## Written problem
List each line of the data that holds the word "frequency".

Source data
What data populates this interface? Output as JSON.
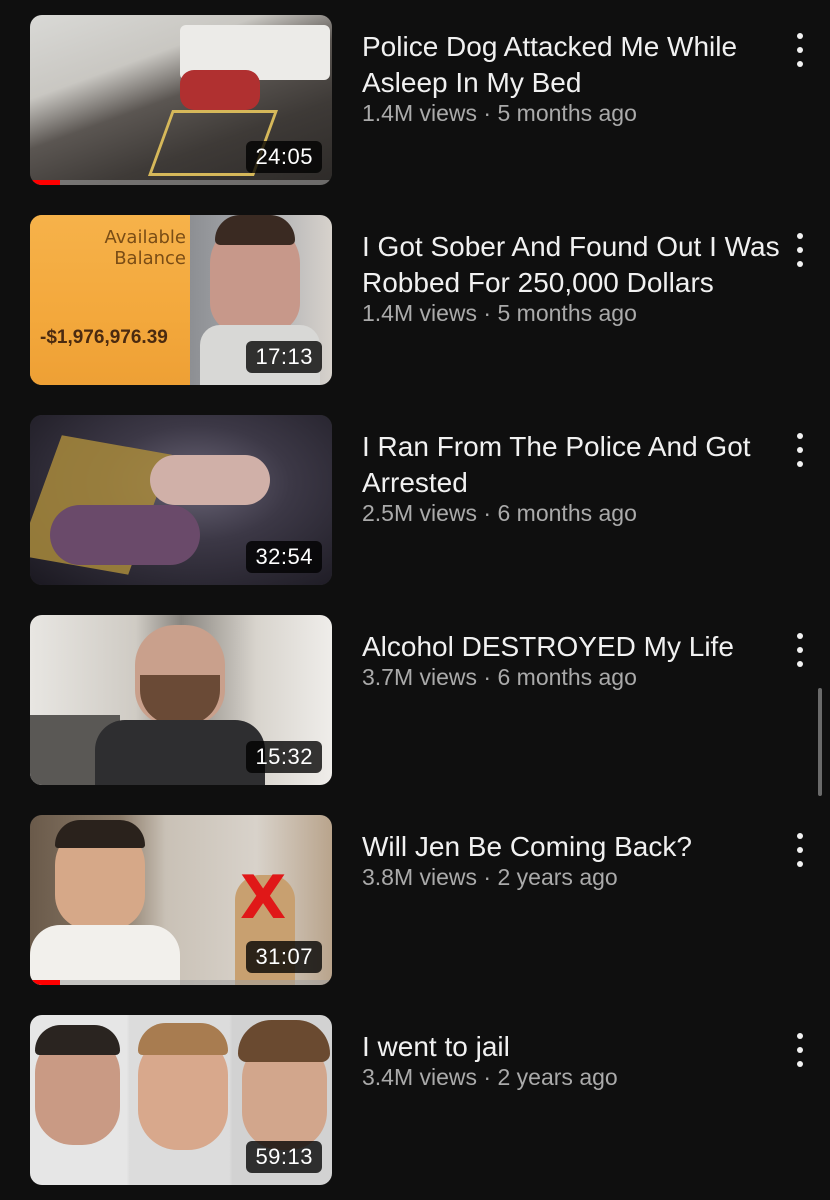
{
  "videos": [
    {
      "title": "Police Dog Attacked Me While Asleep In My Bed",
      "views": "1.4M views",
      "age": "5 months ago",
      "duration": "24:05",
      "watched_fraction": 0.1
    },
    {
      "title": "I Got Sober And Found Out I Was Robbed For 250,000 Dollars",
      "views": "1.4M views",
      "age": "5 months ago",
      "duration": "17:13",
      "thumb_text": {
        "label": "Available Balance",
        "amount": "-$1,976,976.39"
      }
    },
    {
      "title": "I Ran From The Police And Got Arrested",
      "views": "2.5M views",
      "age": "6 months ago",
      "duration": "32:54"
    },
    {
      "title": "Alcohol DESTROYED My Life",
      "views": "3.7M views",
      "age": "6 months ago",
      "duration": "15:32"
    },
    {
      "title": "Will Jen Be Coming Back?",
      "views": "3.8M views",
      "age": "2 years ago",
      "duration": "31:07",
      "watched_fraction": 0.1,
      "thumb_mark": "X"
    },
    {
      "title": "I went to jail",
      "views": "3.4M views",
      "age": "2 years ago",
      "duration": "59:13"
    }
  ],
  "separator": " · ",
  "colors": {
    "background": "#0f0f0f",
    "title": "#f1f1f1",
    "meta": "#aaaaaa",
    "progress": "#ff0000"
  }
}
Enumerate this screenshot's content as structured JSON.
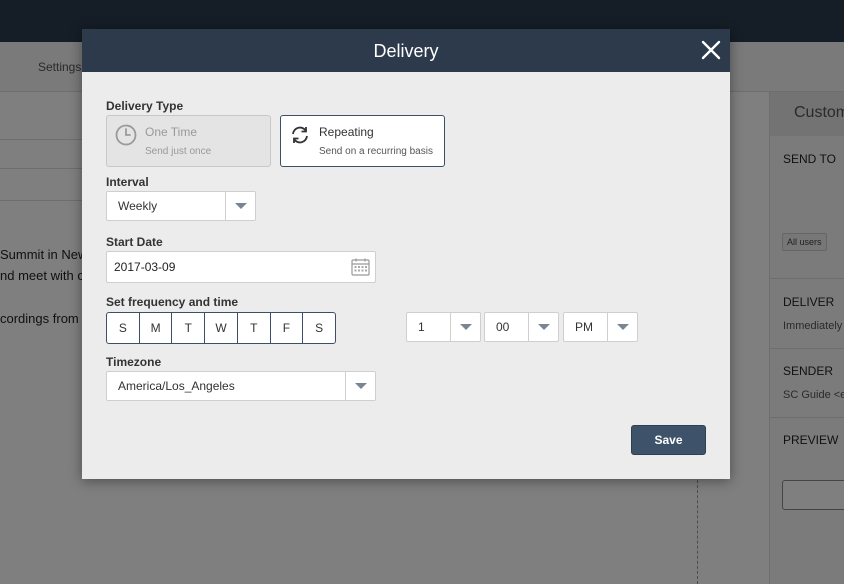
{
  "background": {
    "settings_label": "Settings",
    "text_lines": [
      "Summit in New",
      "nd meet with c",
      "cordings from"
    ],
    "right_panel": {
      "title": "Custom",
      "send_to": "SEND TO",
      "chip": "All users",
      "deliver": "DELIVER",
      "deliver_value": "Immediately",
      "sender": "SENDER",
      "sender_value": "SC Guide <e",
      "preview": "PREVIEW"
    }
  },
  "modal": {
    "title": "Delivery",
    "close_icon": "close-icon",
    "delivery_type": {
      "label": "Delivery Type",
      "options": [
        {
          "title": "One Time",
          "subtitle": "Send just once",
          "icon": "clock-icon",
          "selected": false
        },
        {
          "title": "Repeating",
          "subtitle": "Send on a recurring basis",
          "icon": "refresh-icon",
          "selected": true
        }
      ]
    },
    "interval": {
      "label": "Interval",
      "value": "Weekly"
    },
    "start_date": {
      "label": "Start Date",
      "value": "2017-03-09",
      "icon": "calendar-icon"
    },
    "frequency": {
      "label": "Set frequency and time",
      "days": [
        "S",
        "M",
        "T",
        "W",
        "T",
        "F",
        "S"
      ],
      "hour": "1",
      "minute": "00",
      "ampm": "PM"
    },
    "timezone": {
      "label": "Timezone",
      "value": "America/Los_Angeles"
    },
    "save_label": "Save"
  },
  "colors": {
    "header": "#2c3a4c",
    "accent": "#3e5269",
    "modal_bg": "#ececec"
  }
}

---

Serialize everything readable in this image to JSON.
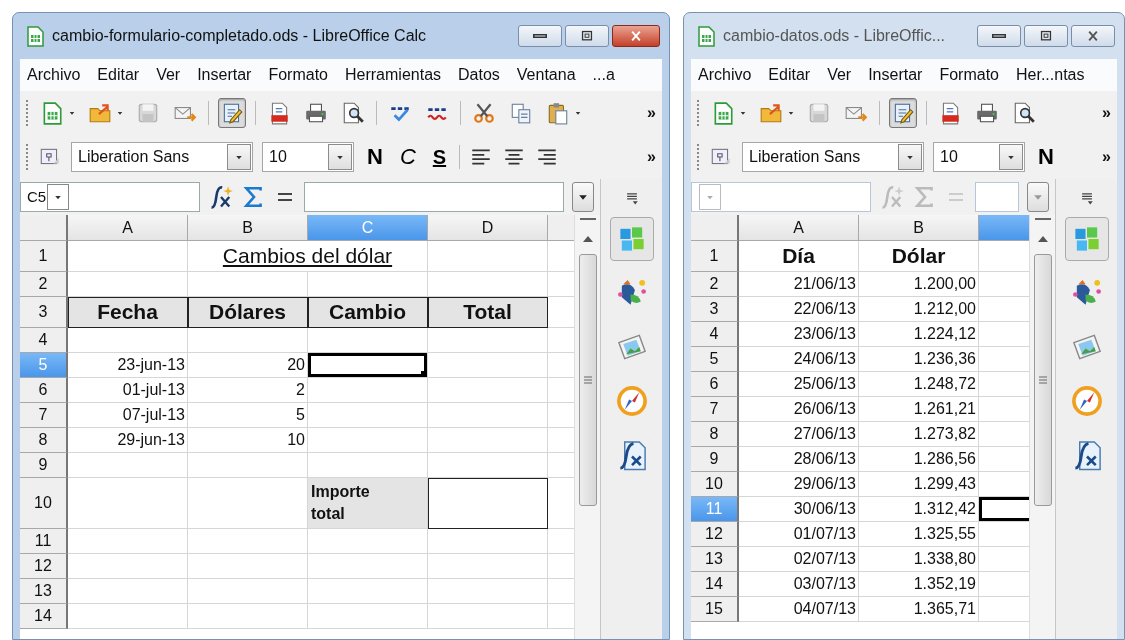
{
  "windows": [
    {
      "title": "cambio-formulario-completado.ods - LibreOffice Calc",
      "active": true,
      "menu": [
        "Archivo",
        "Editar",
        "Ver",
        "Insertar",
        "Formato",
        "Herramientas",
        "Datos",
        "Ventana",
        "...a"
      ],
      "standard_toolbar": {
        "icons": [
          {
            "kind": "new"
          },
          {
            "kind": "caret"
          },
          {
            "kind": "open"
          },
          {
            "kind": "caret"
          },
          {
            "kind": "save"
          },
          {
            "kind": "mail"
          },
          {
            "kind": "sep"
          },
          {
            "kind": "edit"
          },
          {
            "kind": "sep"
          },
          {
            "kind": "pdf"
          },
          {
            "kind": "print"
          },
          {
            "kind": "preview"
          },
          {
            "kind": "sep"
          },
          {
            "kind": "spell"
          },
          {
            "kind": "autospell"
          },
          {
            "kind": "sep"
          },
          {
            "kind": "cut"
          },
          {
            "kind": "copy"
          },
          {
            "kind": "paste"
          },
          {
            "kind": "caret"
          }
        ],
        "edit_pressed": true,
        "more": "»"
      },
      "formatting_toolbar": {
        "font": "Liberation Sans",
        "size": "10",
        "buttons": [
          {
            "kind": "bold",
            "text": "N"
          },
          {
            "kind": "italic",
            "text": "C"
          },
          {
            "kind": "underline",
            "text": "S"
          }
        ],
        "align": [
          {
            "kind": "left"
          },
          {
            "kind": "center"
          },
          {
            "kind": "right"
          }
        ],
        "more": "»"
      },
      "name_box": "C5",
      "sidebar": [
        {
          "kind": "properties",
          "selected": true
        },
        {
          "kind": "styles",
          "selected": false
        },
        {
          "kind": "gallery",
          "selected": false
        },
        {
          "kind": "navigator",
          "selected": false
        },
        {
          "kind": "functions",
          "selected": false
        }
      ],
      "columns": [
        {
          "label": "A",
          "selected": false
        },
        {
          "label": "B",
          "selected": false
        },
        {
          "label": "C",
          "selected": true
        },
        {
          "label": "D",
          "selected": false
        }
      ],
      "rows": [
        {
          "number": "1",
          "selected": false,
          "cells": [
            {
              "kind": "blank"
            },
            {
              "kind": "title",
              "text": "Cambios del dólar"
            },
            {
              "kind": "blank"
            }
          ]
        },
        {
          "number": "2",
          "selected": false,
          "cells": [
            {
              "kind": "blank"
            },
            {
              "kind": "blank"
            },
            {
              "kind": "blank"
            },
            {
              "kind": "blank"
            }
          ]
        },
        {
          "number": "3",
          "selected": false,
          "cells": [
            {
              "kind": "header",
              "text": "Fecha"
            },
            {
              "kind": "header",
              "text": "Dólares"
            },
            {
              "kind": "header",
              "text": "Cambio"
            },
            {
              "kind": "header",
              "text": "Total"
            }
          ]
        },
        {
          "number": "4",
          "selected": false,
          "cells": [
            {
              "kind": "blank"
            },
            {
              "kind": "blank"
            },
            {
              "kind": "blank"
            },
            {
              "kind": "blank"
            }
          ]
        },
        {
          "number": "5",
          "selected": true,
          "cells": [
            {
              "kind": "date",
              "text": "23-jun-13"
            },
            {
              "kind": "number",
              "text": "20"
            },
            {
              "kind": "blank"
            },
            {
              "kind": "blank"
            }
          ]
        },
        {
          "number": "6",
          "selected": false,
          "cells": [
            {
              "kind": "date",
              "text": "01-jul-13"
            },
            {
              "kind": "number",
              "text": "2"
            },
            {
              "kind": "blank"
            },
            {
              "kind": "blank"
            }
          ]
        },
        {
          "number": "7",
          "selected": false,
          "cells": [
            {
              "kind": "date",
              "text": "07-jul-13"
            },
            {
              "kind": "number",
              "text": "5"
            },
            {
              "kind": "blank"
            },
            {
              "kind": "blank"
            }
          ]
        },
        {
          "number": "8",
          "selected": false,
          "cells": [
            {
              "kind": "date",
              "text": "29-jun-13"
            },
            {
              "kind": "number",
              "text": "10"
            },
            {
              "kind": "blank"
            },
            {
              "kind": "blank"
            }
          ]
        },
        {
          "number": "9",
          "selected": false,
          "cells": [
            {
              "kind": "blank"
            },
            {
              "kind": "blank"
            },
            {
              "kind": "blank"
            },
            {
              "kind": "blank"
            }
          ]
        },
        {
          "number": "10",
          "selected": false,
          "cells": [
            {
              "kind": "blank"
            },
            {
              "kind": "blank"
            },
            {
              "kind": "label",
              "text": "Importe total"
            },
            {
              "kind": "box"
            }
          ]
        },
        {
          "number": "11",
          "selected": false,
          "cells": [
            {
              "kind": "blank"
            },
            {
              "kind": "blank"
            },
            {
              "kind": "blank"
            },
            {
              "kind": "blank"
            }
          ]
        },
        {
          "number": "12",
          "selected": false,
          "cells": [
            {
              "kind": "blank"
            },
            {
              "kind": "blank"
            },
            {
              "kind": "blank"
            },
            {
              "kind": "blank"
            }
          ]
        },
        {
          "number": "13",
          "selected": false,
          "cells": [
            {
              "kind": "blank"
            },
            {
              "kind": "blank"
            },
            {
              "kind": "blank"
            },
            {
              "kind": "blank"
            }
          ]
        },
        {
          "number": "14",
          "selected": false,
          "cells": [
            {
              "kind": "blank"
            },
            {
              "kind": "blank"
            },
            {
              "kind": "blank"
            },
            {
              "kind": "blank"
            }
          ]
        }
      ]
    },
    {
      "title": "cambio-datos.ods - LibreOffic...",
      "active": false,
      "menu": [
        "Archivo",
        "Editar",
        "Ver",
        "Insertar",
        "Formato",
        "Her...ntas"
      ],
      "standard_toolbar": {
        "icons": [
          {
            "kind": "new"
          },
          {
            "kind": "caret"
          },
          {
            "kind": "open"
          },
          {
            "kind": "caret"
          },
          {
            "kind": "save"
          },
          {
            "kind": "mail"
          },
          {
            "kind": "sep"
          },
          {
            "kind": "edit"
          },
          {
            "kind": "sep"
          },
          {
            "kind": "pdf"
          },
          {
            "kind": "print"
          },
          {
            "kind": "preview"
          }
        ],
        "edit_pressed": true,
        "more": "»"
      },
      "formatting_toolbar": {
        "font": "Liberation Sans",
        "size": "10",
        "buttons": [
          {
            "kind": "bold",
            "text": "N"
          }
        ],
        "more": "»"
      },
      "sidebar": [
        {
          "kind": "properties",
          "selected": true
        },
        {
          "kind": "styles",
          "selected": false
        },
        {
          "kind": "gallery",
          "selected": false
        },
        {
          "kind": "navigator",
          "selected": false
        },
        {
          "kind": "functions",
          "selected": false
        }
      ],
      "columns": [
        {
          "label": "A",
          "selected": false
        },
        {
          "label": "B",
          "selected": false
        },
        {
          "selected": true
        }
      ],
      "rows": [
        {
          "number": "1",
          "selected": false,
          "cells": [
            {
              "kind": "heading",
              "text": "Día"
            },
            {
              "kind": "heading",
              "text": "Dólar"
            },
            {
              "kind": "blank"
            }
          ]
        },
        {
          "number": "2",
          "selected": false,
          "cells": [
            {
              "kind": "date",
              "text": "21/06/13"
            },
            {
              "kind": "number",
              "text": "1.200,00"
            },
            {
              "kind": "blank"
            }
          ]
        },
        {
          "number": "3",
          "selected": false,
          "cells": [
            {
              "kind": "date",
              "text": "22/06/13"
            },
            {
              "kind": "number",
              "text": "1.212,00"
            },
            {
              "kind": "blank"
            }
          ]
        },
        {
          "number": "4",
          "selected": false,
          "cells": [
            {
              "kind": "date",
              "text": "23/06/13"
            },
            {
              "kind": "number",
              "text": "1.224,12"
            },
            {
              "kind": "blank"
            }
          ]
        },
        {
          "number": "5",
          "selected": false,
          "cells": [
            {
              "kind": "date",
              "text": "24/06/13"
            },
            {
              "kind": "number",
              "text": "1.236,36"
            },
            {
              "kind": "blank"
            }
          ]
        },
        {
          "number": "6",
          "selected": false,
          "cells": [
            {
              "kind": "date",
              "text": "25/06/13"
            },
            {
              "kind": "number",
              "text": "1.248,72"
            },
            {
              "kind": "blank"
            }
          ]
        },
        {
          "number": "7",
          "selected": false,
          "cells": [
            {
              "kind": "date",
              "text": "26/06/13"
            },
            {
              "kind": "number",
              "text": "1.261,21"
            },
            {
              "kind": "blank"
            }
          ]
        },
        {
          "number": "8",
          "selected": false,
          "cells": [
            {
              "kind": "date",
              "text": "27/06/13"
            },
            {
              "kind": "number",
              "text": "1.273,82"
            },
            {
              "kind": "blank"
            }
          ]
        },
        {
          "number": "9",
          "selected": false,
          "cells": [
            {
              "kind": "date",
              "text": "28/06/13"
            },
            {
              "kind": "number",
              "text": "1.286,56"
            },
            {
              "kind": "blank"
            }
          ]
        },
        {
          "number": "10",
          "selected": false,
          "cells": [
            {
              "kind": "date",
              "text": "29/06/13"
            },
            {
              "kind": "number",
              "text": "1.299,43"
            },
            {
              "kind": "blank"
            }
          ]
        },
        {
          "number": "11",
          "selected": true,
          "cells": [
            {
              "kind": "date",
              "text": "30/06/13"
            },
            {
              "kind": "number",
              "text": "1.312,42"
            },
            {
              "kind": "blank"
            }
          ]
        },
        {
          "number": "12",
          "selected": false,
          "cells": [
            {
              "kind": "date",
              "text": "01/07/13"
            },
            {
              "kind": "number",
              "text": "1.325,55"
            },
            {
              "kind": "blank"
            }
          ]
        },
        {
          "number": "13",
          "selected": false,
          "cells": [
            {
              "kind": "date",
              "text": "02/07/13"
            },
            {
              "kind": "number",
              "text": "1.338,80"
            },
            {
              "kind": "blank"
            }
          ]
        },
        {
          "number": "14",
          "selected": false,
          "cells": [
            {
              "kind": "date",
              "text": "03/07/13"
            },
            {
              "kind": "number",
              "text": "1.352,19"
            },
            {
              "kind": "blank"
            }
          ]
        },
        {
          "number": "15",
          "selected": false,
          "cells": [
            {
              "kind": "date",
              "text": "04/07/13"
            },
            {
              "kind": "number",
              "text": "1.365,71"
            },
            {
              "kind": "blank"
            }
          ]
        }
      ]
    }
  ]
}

## Task answer
    "frequency": {
      "label": "Set frequency and time",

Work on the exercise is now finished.